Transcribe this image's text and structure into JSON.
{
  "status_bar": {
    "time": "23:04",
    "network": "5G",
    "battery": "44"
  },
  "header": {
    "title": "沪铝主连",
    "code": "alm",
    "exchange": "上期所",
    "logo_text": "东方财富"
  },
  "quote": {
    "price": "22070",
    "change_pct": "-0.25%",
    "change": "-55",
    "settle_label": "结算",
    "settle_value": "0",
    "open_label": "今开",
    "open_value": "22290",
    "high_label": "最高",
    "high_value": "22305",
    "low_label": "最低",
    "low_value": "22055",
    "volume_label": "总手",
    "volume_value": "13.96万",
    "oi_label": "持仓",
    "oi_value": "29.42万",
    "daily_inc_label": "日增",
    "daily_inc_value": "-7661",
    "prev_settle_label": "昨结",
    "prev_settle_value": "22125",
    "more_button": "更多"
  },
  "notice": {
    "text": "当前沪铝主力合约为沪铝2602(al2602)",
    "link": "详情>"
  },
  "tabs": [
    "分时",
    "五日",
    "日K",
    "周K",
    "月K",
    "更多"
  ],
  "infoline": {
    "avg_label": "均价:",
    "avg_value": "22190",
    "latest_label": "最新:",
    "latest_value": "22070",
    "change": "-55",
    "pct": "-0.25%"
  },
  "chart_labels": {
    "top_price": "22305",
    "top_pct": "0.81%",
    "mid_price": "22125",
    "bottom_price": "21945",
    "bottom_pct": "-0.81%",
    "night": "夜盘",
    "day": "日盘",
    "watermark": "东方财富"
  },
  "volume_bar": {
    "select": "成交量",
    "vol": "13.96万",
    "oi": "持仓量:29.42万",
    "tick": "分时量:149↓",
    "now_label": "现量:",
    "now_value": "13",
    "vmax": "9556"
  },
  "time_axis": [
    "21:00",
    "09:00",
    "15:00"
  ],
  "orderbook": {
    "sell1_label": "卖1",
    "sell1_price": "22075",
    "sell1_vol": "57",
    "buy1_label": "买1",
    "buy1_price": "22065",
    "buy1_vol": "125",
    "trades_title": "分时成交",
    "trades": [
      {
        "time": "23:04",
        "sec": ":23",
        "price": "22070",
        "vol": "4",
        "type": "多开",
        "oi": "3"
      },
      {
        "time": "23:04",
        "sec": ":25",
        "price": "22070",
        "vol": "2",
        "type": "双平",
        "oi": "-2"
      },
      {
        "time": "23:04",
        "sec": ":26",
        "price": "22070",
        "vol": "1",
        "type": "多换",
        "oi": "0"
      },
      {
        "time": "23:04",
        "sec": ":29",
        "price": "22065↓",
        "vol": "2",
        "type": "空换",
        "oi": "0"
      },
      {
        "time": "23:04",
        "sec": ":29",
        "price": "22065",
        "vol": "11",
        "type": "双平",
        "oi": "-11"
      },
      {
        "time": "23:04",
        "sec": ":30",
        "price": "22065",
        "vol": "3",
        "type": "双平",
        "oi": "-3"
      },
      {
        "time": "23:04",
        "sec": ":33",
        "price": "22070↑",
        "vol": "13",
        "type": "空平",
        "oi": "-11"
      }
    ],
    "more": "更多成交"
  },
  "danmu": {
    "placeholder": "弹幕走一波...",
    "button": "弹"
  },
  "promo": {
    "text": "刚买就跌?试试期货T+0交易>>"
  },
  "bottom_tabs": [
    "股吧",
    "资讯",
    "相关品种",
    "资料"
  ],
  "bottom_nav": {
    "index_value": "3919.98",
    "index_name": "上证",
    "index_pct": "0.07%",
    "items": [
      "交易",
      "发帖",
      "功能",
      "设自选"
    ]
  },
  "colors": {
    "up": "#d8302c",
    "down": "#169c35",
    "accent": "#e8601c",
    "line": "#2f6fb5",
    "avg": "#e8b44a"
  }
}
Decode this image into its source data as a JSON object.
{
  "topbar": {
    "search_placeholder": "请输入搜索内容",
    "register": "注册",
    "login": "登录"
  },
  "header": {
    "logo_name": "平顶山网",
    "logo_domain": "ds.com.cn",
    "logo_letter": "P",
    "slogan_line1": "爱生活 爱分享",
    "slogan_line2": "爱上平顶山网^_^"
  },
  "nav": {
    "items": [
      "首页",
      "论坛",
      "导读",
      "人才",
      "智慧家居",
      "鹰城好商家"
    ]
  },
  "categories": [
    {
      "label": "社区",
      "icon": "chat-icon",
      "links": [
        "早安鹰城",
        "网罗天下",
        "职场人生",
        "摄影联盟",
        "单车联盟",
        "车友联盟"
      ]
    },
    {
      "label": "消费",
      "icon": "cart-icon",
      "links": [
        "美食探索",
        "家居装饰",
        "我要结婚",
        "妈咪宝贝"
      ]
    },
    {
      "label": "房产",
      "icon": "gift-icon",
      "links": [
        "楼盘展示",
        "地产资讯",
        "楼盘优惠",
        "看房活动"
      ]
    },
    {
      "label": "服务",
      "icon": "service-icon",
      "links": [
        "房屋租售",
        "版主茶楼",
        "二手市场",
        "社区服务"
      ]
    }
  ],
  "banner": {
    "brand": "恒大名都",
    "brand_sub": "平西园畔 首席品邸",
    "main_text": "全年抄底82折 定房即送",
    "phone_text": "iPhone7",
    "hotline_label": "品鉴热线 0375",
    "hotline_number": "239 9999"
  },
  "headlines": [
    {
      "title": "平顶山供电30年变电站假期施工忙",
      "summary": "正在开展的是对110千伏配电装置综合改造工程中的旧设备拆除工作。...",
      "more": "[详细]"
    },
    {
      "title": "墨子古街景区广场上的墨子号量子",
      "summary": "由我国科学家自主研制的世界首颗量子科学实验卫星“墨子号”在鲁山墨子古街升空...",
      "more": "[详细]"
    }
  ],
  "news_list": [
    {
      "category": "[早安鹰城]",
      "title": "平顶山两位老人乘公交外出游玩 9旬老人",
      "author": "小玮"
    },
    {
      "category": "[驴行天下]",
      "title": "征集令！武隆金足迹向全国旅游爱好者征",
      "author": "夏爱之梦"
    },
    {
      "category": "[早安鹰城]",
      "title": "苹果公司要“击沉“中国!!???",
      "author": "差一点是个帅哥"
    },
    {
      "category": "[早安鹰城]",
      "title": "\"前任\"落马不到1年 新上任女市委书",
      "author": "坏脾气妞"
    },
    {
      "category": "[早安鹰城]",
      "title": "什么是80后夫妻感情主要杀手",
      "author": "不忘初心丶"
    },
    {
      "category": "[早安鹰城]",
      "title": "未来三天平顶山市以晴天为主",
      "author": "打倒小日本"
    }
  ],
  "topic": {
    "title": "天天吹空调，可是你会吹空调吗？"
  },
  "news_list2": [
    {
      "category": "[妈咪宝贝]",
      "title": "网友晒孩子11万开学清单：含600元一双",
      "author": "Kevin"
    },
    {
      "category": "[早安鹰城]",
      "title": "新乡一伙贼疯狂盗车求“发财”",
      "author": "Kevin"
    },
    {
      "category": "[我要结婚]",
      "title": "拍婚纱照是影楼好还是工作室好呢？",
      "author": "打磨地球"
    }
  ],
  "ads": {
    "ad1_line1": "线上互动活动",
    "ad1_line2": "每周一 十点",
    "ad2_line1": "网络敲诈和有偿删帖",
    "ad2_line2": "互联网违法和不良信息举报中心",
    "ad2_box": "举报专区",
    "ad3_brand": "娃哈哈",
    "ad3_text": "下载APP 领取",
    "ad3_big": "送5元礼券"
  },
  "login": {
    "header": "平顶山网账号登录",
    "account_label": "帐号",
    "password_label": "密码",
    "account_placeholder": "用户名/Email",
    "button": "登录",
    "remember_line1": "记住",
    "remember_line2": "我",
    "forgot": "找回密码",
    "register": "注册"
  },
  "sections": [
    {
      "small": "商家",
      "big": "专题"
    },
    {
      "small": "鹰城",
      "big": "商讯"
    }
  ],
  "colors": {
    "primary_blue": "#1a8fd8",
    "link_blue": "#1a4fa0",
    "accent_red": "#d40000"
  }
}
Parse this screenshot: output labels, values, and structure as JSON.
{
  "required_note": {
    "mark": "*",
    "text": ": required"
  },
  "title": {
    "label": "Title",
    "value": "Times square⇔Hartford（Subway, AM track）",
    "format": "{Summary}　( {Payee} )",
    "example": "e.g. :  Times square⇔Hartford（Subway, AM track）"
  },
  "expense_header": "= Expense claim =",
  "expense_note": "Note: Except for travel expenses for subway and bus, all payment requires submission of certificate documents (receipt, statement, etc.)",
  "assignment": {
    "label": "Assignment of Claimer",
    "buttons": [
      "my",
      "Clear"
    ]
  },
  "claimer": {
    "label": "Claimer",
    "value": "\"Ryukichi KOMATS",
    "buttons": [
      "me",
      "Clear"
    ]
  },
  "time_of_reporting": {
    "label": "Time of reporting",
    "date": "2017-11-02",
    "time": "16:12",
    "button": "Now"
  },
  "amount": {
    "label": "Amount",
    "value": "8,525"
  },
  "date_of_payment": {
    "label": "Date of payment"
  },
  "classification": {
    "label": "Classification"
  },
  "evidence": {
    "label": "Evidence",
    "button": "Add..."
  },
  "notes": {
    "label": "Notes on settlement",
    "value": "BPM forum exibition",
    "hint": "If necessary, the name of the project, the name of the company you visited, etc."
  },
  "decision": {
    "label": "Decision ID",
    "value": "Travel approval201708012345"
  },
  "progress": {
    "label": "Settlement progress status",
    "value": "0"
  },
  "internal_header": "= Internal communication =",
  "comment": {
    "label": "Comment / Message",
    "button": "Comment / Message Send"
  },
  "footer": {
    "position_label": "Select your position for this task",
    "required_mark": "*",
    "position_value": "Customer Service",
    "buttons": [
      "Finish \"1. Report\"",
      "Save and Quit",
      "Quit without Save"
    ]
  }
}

Goal> Only lines holding the string "structure" are wanted; gather each one from the entries above.

Result>
Transcribe this image's text and structure into JSON.
Parse this screenshot: output labels, values, and structure as JSON.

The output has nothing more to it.